Every line with the string "rank" should be gathered.
-- Begin Extracted data --
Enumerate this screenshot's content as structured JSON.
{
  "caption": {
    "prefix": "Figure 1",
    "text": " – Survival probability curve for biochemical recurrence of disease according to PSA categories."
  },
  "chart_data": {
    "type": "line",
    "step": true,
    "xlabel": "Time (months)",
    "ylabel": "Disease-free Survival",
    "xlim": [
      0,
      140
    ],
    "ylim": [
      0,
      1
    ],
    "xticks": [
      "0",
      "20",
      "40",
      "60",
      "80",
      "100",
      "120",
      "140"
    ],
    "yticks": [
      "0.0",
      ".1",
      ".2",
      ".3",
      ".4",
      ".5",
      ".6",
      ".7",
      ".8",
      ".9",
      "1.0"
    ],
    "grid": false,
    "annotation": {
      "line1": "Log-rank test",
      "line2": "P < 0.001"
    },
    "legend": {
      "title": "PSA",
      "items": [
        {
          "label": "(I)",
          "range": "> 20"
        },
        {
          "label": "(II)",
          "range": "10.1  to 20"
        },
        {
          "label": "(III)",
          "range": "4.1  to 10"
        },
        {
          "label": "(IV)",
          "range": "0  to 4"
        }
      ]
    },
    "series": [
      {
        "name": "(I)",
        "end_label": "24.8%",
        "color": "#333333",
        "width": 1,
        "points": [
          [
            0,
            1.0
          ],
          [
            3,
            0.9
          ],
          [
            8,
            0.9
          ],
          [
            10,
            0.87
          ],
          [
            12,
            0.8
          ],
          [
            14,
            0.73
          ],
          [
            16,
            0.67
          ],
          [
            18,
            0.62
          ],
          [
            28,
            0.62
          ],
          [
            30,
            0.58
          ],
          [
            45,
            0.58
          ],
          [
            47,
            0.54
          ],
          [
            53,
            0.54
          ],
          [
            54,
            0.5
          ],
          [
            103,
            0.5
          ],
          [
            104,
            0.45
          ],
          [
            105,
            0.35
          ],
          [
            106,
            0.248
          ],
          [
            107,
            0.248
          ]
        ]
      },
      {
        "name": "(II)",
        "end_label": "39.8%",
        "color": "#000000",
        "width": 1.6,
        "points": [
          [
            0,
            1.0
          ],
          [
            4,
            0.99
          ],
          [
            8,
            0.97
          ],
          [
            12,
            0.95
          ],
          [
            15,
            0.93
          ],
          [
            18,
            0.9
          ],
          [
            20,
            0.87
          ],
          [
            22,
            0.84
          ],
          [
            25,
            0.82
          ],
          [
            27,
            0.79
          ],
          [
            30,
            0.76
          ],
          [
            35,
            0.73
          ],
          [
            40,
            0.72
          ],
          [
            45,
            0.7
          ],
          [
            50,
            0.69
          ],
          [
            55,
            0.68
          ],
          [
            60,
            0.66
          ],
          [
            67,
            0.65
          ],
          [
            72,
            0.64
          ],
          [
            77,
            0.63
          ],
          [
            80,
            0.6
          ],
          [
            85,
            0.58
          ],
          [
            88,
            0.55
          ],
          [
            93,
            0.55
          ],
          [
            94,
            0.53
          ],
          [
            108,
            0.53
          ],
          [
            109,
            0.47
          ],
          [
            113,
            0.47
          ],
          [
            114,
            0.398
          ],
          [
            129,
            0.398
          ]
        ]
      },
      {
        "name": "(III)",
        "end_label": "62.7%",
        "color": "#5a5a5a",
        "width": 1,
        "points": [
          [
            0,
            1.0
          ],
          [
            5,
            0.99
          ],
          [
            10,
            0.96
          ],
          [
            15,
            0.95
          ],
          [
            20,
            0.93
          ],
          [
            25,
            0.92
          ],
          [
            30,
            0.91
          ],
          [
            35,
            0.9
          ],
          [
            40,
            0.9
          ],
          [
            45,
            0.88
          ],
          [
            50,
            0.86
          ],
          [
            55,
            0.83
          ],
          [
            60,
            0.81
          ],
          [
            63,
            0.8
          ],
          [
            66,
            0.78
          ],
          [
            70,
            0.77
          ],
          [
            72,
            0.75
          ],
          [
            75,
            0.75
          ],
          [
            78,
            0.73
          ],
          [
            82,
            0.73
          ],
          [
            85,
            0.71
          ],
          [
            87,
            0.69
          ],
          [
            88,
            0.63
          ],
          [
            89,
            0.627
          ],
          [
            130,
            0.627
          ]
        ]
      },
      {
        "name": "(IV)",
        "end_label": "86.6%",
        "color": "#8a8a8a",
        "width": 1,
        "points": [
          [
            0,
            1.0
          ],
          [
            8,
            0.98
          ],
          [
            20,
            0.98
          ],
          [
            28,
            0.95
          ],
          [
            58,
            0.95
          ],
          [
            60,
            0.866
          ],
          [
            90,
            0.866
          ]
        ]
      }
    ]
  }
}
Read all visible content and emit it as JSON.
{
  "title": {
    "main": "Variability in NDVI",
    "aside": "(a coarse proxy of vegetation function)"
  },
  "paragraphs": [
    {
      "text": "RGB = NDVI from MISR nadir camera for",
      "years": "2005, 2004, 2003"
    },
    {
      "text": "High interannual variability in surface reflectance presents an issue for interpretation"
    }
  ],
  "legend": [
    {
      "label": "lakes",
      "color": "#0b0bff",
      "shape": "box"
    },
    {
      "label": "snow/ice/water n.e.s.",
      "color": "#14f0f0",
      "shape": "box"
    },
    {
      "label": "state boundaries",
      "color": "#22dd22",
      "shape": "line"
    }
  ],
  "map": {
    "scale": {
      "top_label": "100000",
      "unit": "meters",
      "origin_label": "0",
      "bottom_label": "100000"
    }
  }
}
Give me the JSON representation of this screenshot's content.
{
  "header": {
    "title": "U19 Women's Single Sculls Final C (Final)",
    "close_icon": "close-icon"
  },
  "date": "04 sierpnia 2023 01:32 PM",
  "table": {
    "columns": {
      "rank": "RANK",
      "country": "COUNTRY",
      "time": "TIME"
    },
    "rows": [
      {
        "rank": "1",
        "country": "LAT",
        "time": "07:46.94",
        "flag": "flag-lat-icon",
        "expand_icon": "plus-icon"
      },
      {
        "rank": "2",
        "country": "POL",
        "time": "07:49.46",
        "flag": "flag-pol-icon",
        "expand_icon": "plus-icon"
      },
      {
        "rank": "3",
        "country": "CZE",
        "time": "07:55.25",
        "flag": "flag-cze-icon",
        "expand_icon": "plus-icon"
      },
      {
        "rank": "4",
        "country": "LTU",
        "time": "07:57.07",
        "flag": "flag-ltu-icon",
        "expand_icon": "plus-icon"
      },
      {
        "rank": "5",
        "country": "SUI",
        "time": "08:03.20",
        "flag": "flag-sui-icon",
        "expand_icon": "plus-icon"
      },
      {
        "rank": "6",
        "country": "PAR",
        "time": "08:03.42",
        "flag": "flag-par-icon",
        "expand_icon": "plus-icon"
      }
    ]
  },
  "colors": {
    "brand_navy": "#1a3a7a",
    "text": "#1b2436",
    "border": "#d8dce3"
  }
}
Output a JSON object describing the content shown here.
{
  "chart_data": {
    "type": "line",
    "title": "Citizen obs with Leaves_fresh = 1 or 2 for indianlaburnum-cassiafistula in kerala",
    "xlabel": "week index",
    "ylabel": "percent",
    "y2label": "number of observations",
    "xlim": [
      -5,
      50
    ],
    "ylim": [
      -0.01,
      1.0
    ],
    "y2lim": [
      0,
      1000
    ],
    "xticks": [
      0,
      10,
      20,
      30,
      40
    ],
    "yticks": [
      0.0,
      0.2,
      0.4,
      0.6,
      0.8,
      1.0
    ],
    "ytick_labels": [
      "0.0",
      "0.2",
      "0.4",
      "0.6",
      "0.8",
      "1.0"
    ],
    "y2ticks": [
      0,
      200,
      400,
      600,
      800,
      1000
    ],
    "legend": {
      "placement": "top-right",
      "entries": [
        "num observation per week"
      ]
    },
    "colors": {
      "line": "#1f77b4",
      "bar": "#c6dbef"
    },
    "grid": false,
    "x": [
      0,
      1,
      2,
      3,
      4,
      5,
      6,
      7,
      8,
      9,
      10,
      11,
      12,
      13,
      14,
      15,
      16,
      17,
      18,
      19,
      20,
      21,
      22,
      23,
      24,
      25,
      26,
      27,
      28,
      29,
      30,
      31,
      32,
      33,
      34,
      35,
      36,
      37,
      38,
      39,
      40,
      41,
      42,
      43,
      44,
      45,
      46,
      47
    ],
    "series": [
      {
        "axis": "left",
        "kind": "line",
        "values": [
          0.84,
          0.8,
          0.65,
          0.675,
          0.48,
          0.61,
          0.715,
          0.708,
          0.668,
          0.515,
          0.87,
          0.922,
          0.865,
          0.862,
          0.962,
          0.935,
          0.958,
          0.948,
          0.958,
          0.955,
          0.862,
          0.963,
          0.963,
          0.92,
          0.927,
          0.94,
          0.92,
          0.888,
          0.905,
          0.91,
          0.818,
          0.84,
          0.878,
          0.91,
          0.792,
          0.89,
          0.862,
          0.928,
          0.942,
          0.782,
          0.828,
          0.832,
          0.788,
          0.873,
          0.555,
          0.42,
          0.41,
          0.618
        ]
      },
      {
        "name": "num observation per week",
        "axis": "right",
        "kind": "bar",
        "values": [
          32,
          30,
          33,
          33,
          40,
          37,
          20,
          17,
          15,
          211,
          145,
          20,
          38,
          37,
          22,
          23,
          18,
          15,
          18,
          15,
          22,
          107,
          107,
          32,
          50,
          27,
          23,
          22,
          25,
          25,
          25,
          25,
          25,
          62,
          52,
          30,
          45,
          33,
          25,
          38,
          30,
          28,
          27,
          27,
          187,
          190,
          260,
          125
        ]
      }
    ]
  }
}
-- End Extracted data --
[Response below]:
      "line1": "Log-rank test",
      "rank": "RANK",
        "rank": "1",
        "rank": "2",
        "rank": "3",
        "rank": "4",
        "rank": "5",
        "rank": "6",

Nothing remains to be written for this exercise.